Stored entries
▬▬▬▬▬▬
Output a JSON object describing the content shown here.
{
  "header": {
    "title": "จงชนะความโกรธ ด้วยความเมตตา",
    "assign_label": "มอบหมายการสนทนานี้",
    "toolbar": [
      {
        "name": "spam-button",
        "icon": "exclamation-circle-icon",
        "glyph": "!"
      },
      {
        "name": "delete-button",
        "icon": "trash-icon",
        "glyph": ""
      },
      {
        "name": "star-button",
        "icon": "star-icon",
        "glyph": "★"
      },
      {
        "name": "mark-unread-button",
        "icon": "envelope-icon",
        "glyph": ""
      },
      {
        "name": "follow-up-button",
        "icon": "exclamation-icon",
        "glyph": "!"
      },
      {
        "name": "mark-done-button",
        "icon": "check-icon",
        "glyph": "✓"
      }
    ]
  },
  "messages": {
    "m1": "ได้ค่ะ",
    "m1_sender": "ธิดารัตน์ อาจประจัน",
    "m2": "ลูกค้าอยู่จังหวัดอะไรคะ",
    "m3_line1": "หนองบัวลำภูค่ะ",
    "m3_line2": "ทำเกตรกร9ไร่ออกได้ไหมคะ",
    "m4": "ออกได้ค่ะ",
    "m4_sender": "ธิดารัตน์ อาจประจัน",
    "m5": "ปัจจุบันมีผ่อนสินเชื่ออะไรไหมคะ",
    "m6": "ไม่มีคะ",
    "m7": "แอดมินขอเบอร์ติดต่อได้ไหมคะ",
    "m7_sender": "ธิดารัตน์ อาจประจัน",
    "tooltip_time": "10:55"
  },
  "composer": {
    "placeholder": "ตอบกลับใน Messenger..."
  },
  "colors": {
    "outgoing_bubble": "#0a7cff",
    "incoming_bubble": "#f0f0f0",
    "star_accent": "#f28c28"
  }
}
▬▬▬▬▬▬
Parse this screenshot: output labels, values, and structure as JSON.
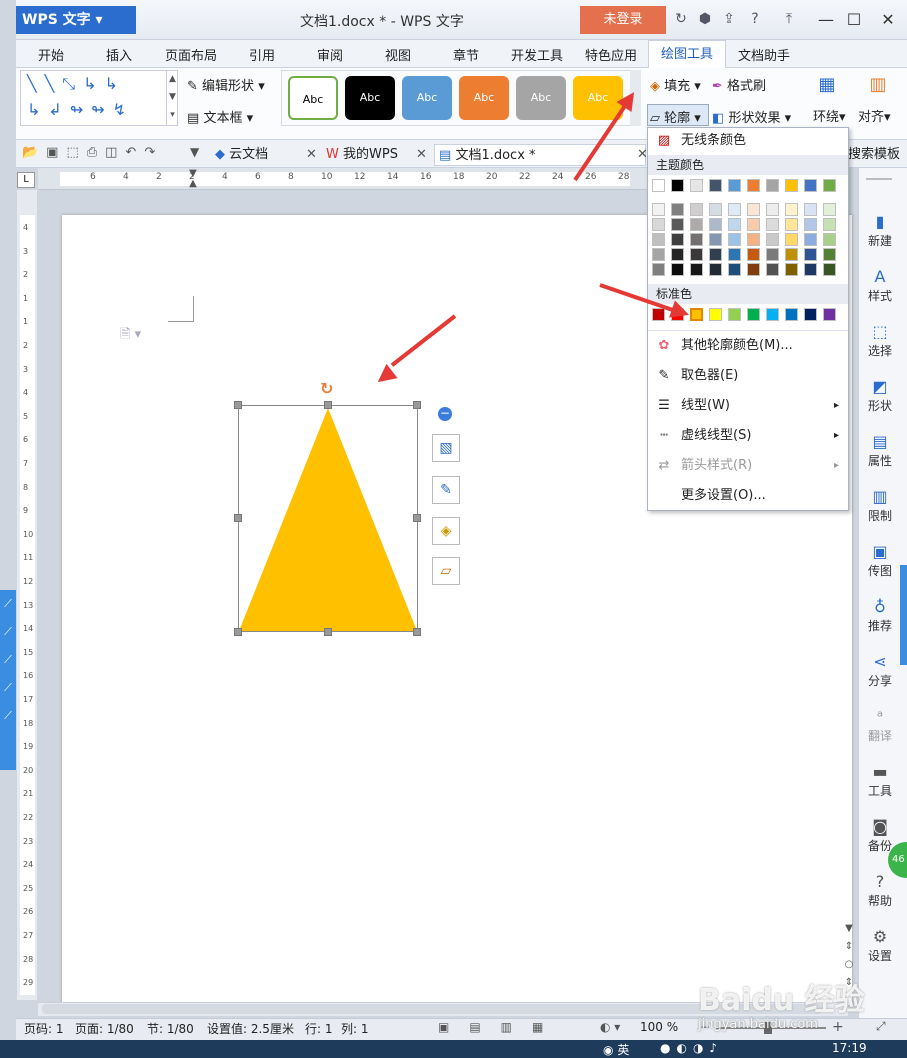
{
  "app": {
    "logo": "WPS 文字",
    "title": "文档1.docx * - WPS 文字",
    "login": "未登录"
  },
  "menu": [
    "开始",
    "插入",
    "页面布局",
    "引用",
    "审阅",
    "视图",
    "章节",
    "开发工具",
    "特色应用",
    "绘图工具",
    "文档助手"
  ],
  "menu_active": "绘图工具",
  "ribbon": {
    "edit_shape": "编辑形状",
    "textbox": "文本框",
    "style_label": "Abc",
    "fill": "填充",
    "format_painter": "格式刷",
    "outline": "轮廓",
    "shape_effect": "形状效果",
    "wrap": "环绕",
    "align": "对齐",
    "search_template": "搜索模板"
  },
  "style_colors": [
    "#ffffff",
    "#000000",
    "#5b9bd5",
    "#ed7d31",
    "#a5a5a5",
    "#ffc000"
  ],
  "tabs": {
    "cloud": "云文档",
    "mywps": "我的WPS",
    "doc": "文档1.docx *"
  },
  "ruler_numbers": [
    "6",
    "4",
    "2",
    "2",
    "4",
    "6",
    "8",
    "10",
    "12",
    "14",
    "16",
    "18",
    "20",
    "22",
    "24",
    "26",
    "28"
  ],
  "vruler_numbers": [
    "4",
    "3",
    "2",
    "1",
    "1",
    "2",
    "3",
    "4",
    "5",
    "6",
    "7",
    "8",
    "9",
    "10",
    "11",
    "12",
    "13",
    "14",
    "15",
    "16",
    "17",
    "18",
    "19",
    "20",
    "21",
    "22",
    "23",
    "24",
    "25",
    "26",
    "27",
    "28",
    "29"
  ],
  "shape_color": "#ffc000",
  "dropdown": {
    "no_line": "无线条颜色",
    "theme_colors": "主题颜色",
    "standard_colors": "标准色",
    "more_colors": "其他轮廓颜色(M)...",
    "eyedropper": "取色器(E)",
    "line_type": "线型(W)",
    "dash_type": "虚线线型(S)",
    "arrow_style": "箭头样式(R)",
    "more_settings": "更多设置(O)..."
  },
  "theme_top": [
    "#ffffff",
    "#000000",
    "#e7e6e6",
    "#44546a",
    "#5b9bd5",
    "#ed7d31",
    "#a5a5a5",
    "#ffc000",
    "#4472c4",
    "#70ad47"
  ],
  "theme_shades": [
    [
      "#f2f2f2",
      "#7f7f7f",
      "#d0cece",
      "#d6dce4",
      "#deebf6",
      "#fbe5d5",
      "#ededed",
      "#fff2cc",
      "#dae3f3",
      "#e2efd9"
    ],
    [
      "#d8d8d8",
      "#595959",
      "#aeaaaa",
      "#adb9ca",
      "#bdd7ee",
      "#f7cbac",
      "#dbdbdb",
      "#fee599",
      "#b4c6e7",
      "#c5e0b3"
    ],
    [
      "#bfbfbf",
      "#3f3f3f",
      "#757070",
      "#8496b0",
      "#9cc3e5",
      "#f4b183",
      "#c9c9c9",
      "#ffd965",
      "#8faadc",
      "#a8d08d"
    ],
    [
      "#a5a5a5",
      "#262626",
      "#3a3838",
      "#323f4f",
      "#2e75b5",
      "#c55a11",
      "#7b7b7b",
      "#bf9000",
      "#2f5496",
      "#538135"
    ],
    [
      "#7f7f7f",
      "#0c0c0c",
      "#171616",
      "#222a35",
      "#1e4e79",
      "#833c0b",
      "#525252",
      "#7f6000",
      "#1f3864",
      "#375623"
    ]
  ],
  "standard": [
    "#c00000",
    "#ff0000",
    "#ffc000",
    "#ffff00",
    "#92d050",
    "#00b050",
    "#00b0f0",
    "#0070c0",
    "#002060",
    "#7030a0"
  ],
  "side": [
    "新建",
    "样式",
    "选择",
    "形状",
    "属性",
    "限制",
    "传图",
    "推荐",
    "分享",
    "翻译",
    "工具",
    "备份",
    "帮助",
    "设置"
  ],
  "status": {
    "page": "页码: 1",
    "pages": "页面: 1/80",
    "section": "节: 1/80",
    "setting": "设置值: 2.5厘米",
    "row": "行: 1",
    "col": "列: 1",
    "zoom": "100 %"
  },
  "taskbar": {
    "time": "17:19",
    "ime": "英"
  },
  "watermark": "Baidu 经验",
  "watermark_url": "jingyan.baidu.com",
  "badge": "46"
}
▬▬▬▬▬▬
## WHAT IS NEEDED
Pull every line containing "button" out of the data above.

## EXERCISE ANSWER
        "name": "spam-button",
        "name": "delete-button",
        "name": "star-button",
        "name": "mark-unread-button",
        "name": "follow-up-button",
        "name": "mark-done-button",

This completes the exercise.